:: Provided data ::
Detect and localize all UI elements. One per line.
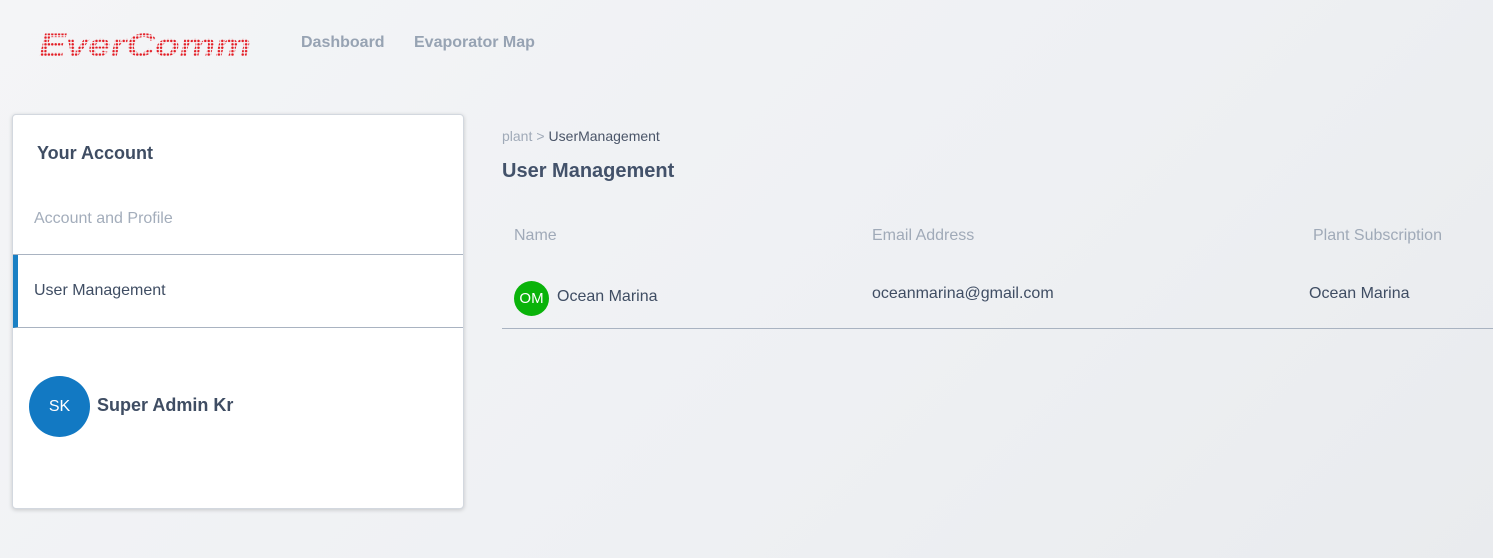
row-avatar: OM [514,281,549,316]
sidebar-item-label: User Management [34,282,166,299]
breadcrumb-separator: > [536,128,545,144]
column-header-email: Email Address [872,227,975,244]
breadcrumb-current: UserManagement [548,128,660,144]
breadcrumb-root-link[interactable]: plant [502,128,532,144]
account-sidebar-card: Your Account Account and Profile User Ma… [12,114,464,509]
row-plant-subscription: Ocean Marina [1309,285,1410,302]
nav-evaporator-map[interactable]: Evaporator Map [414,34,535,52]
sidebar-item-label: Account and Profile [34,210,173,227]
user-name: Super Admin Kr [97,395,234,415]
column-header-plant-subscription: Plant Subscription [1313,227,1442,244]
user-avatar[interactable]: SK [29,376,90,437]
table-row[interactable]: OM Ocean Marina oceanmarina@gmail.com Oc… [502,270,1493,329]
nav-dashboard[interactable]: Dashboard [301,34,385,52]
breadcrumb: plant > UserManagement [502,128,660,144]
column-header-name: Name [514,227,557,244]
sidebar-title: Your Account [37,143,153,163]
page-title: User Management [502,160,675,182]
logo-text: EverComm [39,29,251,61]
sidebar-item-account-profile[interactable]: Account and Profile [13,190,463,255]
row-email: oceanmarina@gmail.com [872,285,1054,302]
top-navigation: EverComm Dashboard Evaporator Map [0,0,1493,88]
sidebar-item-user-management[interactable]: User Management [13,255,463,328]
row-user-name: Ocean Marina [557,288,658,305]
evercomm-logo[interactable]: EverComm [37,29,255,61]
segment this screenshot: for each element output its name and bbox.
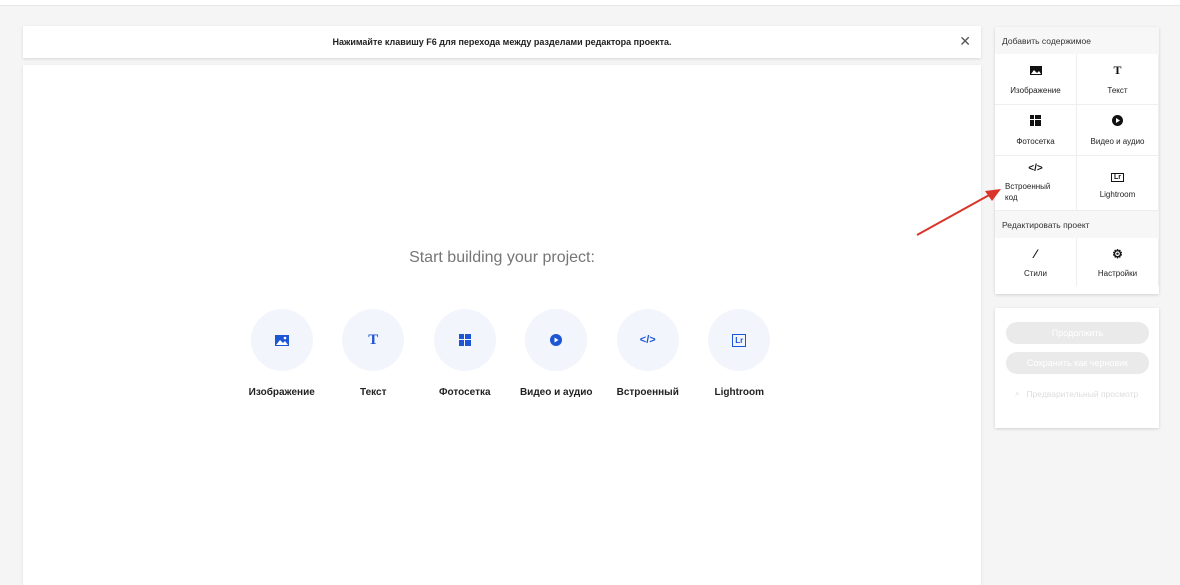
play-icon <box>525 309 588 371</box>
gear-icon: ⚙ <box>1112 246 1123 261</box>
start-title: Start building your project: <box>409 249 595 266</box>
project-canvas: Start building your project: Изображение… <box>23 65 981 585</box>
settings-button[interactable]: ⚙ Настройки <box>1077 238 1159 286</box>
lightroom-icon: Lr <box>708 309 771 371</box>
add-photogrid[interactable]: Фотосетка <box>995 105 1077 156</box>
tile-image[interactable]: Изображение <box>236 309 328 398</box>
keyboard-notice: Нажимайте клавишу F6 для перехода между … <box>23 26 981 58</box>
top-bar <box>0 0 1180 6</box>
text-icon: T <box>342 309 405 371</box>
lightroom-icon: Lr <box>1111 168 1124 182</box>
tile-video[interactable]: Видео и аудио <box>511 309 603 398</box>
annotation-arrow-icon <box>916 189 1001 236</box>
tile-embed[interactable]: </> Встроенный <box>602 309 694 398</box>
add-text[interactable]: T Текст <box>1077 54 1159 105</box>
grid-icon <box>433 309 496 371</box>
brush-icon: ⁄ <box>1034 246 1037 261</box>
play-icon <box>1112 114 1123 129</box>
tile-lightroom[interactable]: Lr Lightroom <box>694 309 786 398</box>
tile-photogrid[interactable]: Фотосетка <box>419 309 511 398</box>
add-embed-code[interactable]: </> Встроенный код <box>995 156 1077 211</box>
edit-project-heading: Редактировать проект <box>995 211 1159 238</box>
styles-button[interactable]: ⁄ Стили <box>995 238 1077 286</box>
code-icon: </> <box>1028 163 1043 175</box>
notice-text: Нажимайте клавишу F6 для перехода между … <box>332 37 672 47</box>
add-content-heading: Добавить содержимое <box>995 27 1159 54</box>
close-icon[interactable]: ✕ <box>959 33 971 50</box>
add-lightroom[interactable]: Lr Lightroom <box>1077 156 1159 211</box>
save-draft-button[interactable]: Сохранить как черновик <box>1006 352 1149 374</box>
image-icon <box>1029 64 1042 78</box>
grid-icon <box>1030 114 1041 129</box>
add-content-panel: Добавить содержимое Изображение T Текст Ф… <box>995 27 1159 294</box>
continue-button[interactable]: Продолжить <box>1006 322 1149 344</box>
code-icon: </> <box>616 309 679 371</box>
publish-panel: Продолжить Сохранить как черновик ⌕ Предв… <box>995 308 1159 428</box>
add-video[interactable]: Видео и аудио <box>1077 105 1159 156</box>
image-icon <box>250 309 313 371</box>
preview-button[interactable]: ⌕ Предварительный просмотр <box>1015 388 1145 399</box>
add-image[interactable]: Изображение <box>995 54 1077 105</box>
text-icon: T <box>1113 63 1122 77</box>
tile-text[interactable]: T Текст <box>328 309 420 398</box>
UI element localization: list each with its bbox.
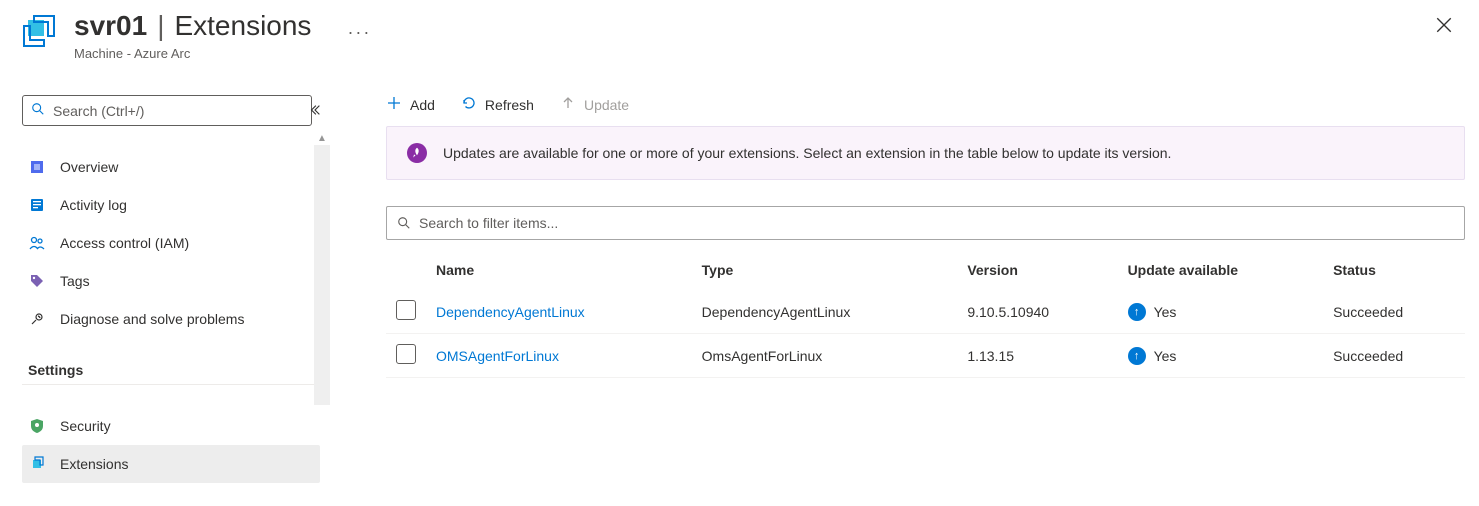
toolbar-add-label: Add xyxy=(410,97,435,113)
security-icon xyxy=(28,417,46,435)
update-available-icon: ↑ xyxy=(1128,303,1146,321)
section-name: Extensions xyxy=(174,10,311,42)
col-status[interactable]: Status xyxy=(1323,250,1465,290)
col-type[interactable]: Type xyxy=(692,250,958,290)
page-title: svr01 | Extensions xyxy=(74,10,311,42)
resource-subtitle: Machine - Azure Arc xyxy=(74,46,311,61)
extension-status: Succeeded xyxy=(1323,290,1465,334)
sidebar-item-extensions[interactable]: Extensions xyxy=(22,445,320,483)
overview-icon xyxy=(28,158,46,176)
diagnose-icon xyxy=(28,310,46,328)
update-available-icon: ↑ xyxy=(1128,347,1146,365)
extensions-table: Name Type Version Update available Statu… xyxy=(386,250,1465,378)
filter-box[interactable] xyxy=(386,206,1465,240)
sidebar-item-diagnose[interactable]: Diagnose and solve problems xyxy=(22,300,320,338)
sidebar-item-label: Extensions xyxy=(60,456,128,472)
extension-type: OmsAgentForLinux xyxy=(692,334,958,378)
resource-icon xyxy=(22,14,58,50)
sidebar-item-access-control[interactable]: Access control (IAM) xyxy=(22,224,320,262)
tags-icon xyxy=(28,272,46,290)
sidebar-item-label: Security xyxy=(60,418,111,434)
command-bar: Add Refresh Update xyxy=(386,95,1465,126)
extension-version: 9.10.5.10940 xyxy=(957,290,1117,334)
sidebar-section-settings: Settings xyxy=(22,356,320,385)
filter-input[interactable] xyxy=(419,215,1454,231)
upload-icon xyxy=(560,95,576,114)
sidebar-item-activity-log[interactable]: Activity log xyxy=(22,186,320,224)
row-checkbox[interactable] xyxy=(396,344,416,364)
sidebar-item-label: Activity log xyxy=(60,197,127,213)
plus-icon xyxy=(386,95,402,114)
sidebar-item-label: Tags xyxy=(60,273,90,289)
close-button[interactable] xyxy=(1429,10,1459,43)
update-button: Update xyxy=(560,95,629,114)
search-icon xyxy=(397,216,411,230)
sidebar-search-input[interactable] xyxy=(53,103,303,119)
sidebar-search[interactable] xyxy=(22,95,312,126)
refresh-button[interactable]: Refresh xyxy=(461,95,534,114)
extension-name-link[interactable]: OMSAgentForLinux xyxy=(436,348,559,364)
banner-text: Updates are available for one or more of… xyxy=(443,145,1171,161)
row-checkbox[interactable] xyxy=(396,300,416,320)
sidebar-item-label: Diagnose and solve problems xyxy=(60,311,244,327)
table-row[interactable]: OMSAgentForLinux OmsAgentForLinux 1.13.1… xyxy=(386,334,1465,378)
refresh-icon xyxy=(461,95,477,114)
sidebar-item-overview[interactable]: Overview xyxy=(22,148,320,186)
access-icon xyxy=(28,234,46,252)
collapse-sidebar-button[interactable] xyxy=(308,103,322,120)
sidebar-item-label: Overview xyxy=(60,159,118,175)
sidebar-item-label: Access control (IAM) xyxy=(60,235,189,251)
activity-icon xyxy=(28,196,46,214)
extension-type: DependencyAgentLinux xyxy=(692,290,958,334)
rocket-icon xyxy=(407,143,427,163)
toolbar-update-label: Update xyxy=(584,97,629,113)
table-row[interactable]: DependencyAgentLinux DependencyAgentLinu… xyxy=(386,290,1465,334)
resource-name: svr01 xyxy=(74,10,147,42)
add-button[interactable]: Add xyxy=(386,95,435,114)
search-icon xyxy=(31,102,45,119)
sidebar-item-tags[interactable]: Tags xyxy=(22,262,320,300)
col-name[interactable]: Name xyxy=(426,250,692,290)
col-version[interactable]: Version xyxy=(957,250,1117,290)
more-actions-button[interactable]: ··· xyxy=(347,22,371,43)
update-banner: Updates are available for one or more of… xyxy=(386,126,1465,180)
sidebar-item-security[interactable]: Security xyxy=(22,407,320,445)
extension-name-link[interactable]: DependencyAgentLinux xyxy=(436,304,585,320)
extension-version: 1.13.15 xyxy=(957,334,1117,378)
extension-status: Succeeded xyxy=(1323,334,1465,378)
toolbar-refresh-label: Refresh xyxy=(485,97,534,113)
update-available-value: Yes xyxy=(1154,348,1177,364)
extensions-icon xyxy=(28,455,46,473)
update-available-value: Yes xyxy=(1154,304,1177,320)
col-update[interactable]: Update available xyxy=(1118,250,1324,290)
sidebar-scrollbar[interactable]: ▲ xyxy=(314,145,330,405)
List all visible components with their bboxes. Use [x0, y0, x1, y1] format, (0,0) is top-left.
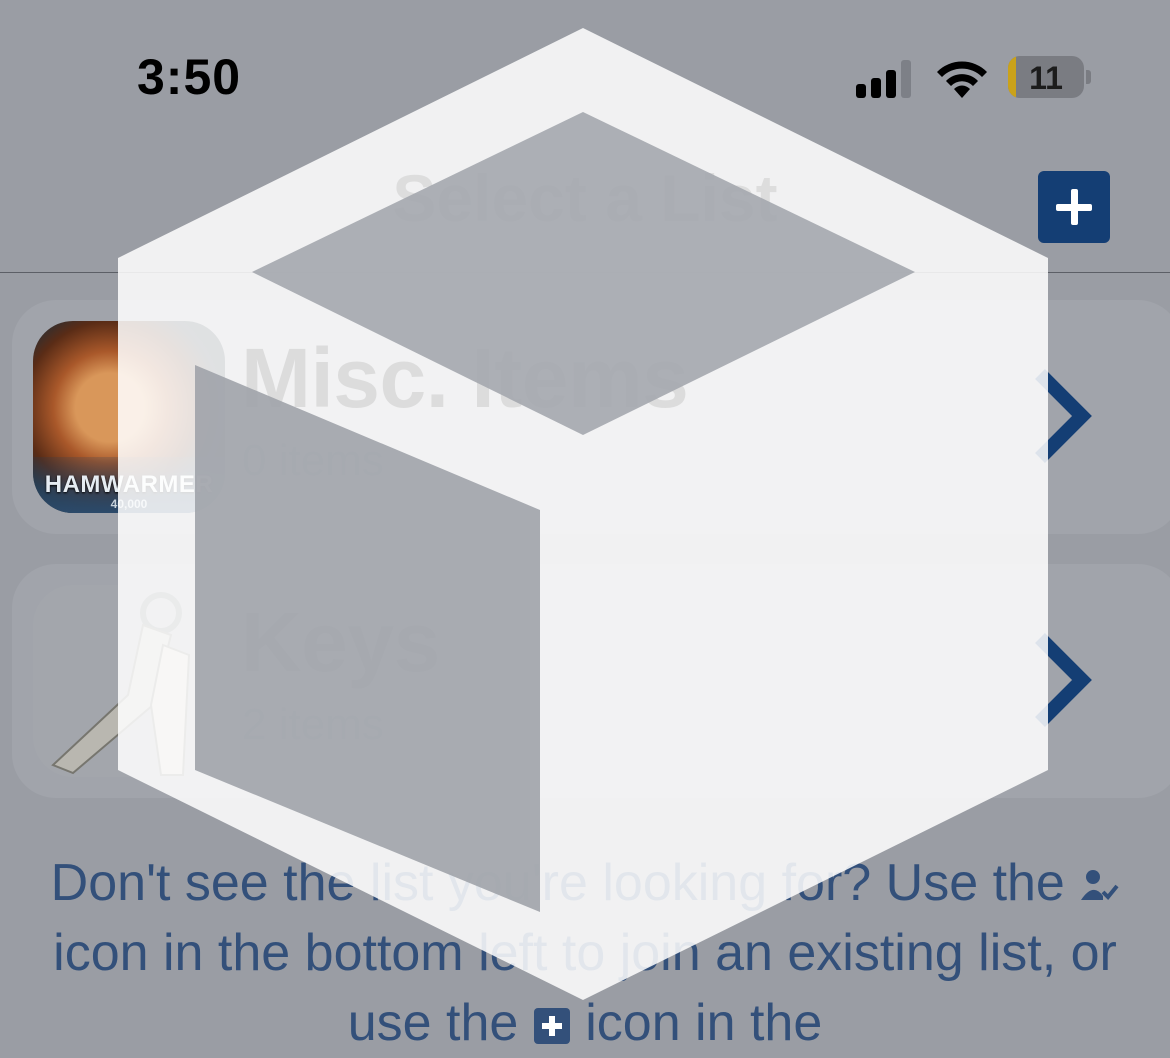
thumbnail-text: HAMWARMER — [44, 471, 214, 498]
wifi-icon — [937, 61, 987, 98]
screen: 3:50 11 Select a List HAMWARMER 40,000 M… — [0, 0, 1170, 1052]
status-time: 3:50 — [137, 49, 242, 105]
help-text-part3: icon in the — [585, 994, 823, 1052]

:: Problem requirements ::
List every line of the items above that contains the string "video". Letter case matters.

:: Final result ::
tile-video[interactable]: Видео и аудио <box>511 309 603 398</box>
add-video[interactable]: Видео и аудио <box>1077 105 1159 156</box>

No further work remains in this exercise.